> WRITTEN TASK
Locate the word "days" in the entries below, then gather every line that holds it.

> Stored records
--- --- ---
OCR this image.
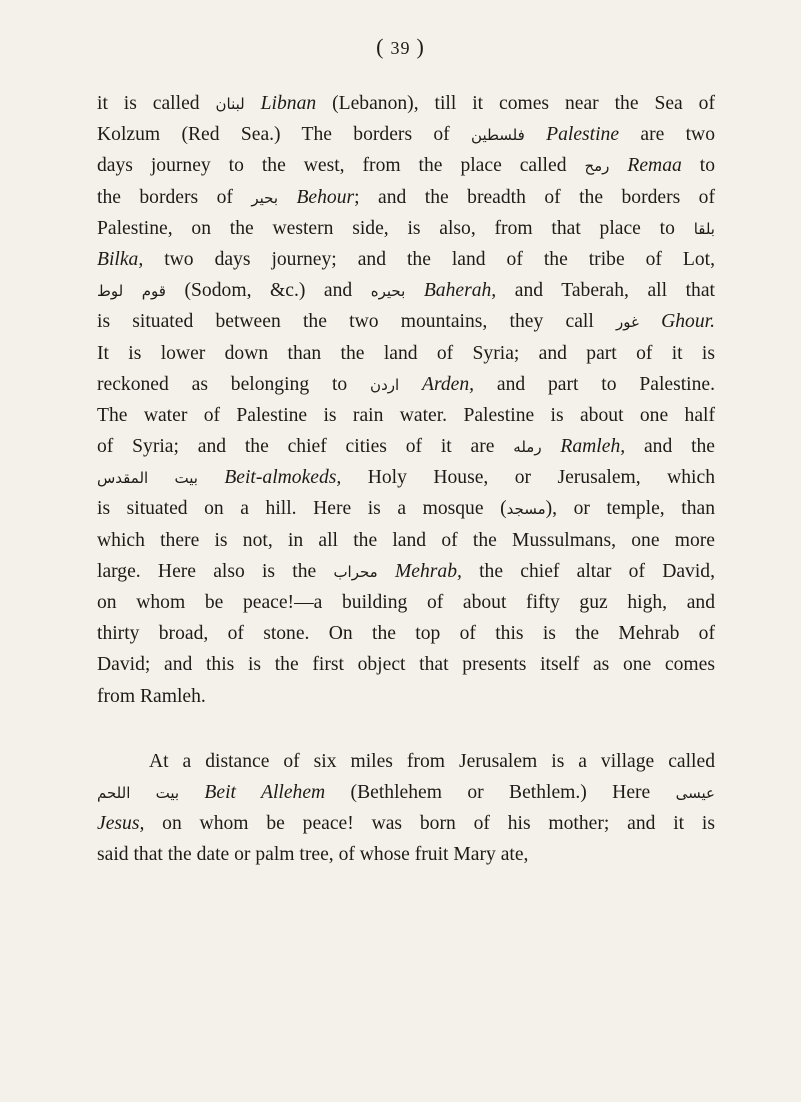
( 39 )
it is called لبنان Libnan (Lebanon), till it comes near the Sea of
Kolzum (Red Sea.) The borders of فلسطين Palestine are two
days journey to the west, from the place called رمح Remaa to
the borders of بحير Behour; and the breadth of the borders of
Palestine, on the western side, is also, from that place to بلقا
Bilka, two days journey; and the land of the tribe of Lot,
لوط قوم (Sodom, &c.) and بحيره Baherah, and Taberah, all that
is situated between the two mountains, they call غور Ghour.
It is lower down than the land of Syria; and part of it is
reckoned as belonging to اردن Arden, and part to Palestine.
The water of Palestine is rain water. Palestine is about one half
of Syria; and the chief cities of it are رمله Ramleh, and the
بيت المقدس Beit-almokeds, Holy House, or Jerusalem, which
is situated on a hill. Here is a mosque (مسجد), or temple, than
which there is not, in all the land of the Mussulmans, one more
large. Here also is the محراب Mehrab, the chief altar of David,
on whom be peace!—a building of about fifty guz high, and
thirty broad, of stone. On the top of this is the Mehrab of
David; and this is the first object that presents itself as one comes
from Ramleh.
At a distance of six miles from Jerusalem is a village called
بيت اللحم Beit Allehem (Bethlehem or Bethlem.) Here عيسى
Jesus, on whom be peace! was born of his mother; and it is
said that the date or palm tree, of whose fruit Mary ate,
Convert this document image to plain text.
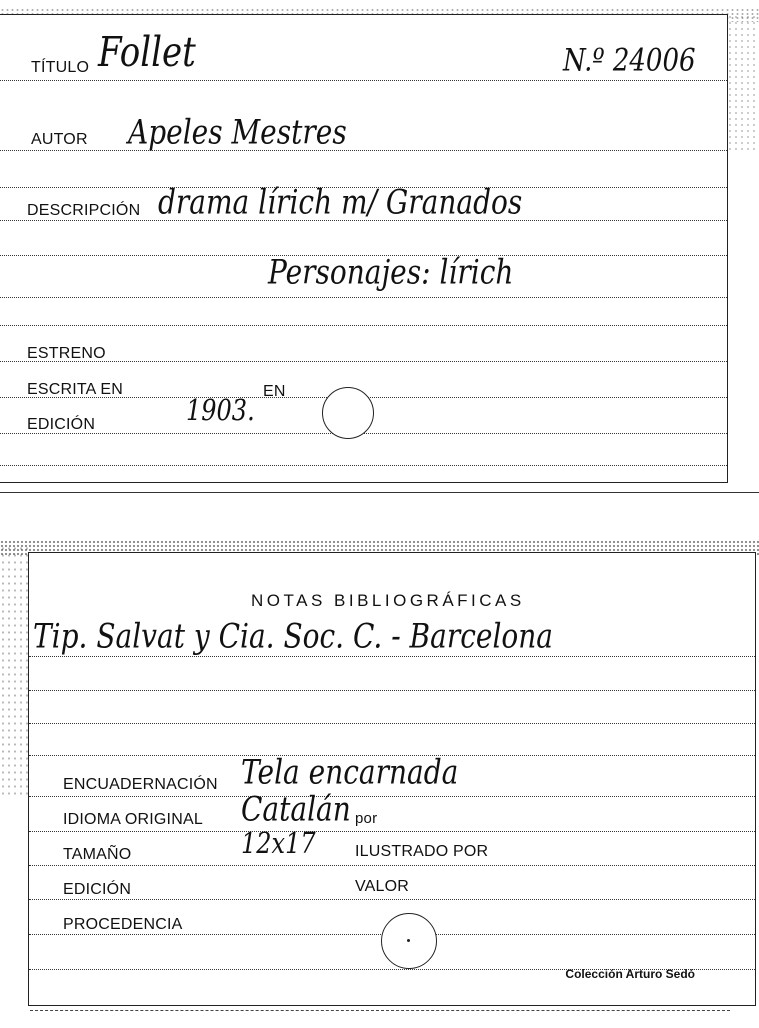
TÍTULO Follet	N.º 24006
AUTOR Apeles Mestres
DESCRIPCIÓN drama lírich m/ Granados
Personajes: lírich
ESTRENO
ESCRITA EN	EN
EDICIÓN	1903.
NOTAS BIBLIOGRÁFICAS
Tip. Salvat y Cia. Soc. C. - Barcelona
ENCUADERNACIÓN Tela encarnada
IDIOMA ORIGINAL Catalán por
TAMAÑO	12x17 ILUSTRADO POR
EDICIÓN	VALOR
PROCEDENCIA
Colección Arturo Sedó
--- --- ---
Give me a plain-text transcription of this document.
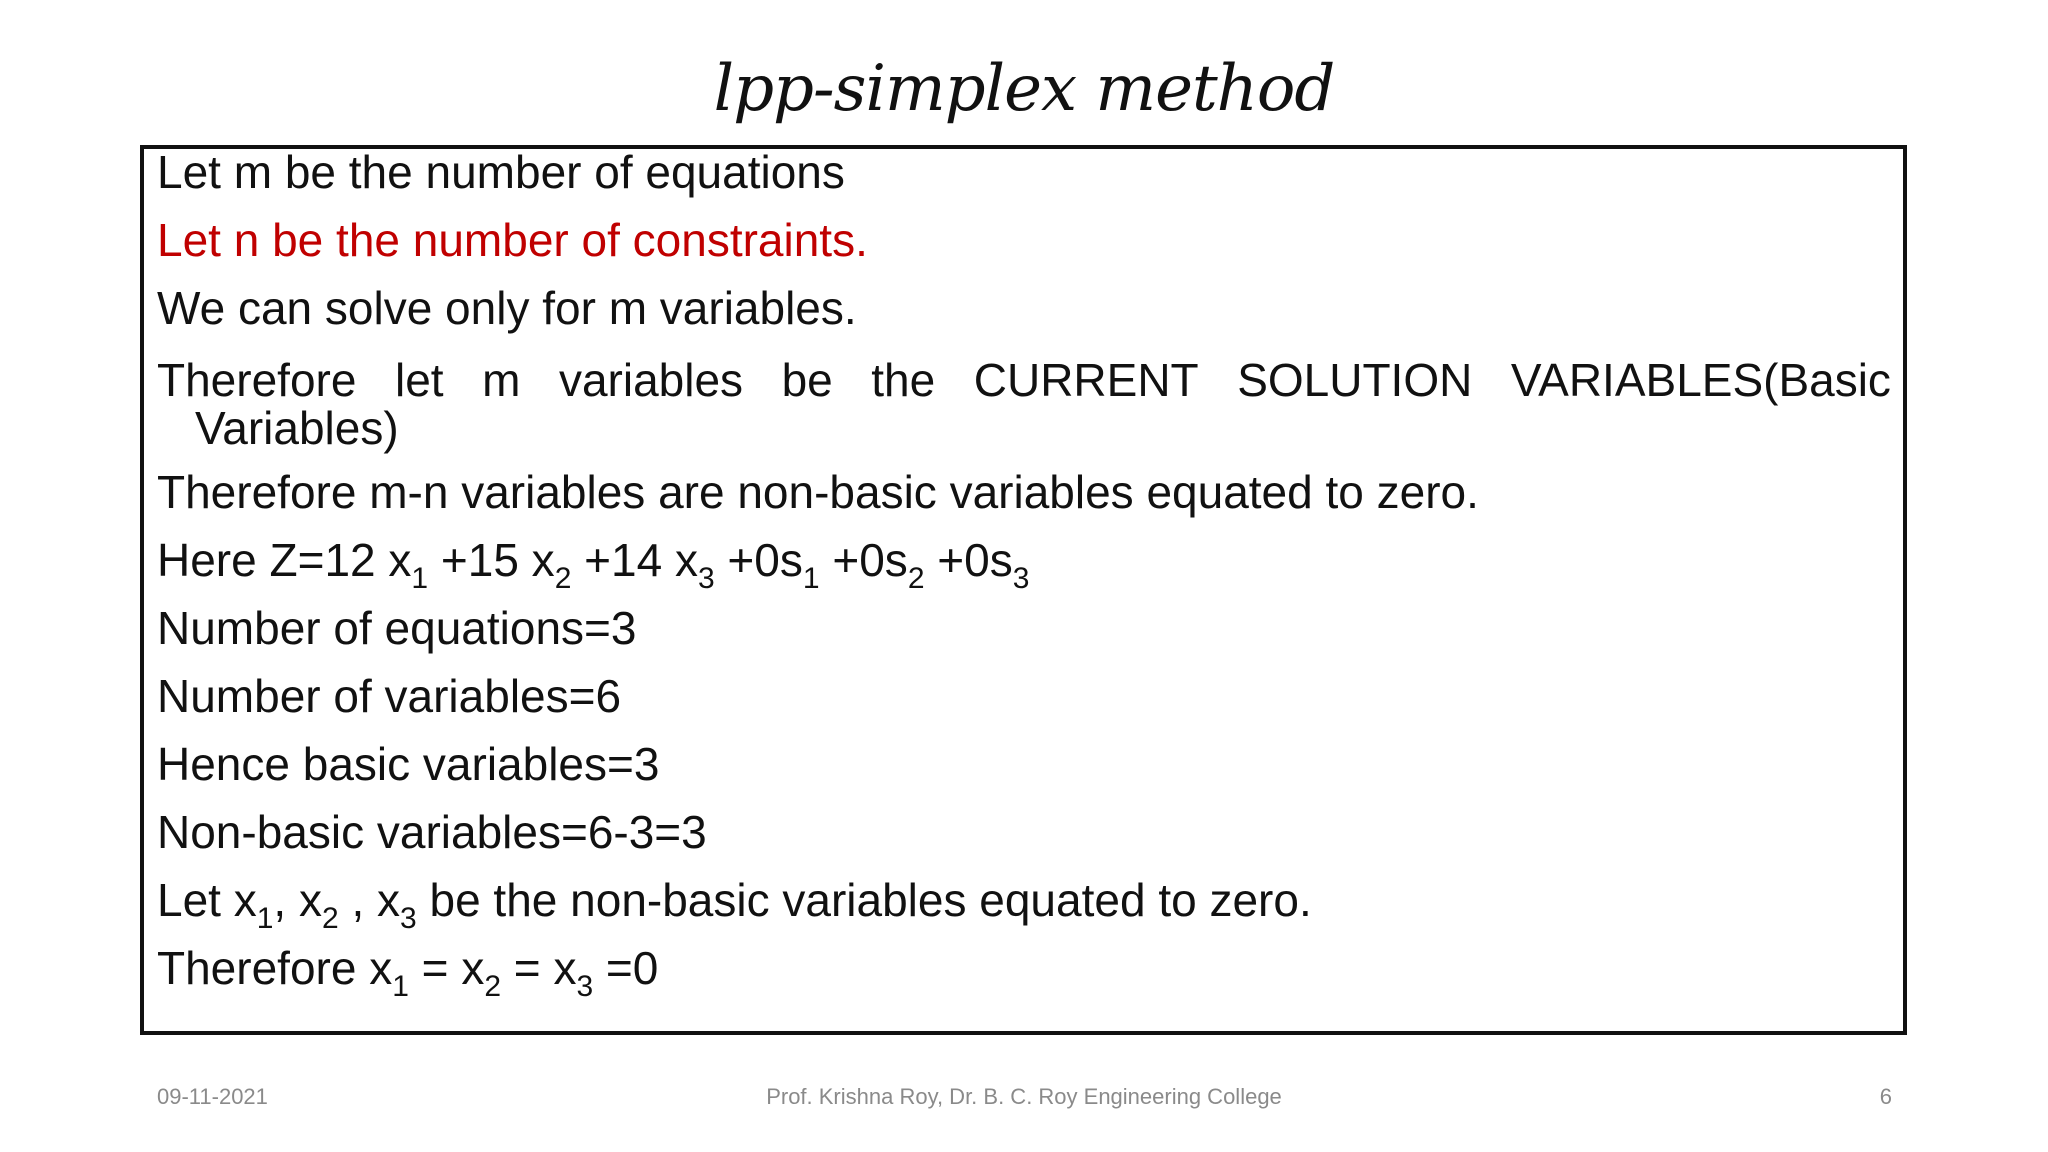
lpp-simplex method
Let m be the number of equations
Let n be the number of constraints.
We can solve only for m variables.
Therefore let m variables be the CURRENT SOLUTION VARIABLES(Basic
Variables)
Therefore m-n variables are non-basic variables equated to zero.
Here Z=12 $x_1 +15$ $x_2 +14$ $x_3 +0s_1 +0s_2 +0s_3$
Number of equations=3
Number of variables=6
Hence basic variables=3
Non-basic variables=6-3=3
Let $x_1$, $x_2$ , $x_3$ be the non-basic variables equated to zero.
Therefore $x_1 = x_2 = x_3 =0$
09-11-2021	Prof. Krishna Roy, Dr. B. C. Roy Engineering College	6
--- --- ---
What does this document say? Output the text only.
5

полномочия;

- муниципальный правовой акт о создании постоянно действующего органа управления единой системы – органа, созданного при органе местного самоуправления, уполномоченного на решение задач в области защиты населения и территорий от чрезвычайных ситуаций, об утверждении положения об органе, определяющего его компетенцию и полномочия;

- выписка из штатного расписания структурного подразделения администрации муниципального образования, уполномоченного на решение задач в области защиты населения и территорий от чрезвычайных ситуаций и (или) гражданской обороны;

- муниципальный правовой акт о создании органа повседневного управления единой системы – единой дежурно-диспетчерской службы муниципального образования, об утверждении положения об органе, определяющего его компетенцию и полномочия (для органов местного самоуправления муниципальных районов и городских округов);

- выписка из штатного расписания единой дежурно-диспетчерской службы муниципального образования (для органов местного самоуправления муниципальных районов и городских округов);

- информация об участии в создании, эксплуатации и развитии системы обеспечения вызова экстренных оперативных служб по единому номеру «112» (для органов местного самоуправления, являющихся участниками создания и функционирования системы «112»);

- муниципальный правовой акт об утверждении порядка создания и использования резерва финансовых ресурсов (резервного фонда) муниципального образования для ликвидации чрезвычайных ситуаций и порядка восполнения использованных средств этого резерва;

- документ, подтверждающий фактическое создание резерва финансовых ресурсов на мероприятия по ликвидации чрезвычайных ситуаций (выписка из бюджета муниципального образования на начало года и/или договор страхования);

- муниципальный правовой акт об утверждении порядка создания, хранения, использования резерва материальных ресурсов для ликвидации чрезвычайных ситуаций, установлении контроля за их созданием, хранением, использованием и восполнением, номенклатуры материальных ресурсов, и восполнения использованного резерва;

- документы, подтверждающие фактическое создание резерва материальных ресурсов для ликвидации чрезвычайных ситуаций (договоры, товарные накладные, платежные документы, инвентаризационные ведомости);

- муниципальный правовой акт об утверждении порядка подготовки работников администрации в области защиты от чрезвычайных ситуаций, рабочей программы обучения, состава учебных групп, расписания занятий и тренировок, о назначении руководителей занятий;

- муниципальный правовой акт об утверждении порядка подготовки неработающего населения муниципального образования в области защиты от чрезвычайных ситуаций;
--- --- ---
> RESULT
days journey to the west, from the place called رمح Remaa to
Bilka, two days journey; and the land of the tribe of Lot,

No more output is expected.